[Extracted data entries]

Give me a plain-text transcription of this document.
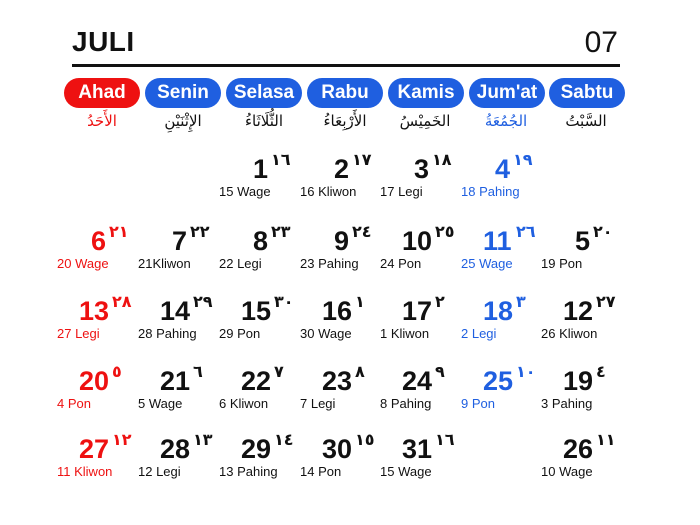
JULI	07
Ahad
الأَحَدُ
Senin
الإِثْنَيْنِ
Selasa
الثُّلَاثَاءُ
Rabu
الأَرْبِعَاءُ
Kamis
الخَمِيْسُ
Jum'at
الجُمُعَةُ
Sabtu
السَّبْتُ
1 ١٦
15 Wage
2 ١٧
16 Kliwon
3 ١٨
17 Legi
4 ١٩
18 Pahing
5 ٢٠
19 Pon
6 ٢١
20 Wage
7 ٢٢
21Kliwon
8 ٢٣
22 Legi
9 ٢٤
23 Pahing
10 ٢٥
24 Pon
11 ٢٦
25 Wage
12 ٢٧
26 Kliwon
13 ٢٨
27 Legi
14 ٢٩
28 Pahing
15 ٣٠
29 Pon
16 ١
30 Wage
17 ٢
1 Kliwon
18 ٣
2 Legi
19 ٤
3 Pahing
20 ٥
4 Pon
21 ٦
5 Wage
22 ٧
6 Kliwon
23 ٨
7 Legi
24 ٩
8 Pahing
25 ١٠
9 Pon
26 ١١
10 Wage
27 ١٢
11 Kliwon
28 ١٣
12 Legi
29 ١٤
13 Pahing
30 ١٥
14 Pon
31 ١٦
15 Wage
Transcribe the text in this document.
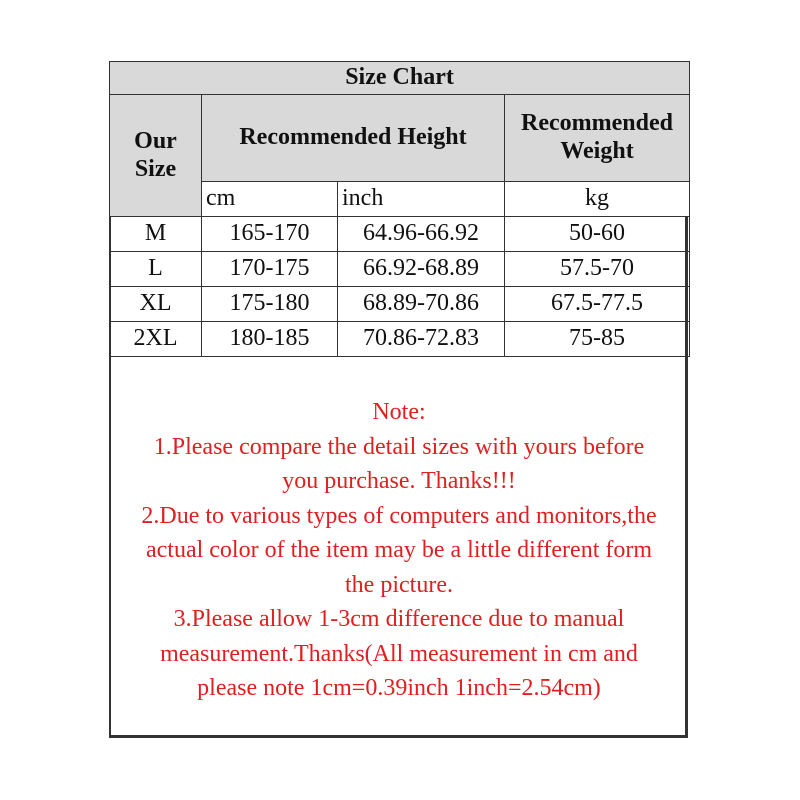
Size Chart			
Our
Size	Recommended Height		Recommended
Weight
	cm	inch	kg
M	165-170	64.96-66.92	50-60
L	170-175	66.92-68.89	57.5-70
XL	175-180	68.89-70.86	67.5-77.5
2XL	180-185	70.86-72.83	75-85
Note:
1.Please compare the detail sizes with yours before
you purchase. Thanks!!!
2.Due to various types of computers and monitors,the
actual color of the item may be a little different form
the picture.
3.Please allow 1-3cm difference due to manual
measurement.Thanks(All measurement in cm and
please note 1cm=0.39inch 1inch=2.54cm)
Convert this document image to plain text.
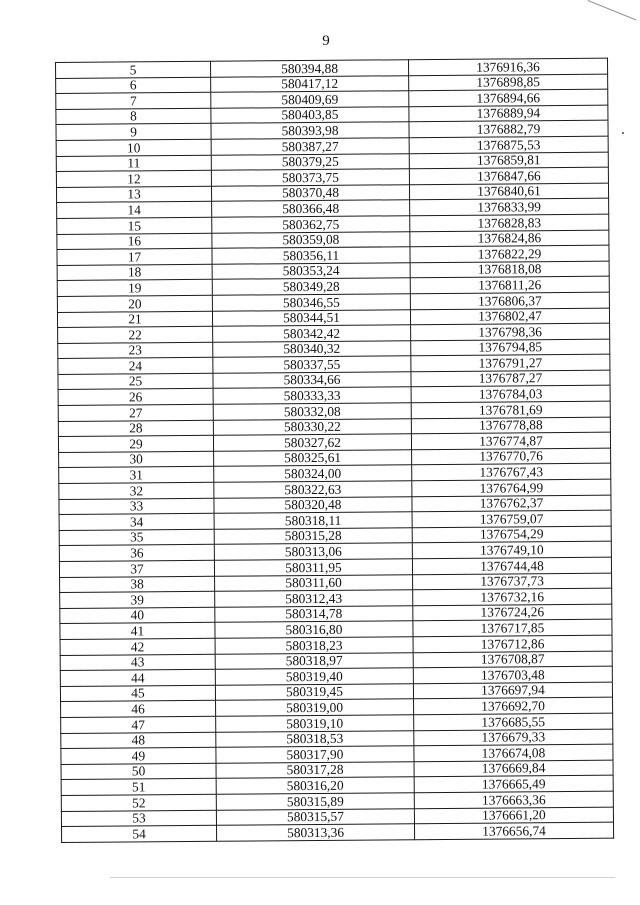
9
5	580394,88	1376916,36
6	580417,12	1376898,85
7	580409,69	1376894,66
8	580403,85	1376889,94
9	580393,98	1376882,79
10	580387,27	1376875,53
11	580379,25	1376859,81
12	580373,75	1376847,66
13	580370,48	1376840,61
14	580366,48	1376833,99
15	580362,75	1376828,83
16	580359,08	1376824,86
17	580356,11	1376822,29
18	580353,24	1376818,08
19	580349,28	1376811,26
20	580346,55	1376806,37
21	580344,51	1376802,47
22	580342,42	1376798,36
23	580340,32	1376794,85
24	580337,55	1376791,27
25	580334,66	1376787,27
26	580333,33	1376784,03
27	580332,08	1376781,69
28	580330,22	1376778,88
29	580327,62	1376774,87
30	580325,61	1376770,76
31	580324,00	1376767,43
32	580322,63	1376764,99
33	580320,48	1376762,37
34	580318,11	1376759,07
35	580315,28	1376754,29
36	580313,06	1376749,10
37	580311,95	1376744,48
38	580311,60	1376737,73
39	580312,43	1376732,16
40	580314,78	1376724,26
41	580316,80	1376717,85
42	580318,23	1376712,86
43	580318,97	1376708,87
44	580319,40	1376703,48
45	580319,45	1376697,94
46	580319,00	1376692,70
47	580319,10	1376685,55
48	580318,53	1376679,33
49	580317,90	1376674,08
50	580317,28	1376669,84
51	580316,20	1376665,49
52	580315,89	1376663,36
53	580315,57	1376661,20
54	580313,36	1376656,74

[EXERCISE TASK] The answer is one number: how many lines of the material above contain "Wage".

[EXERCISE RESPONSE] 7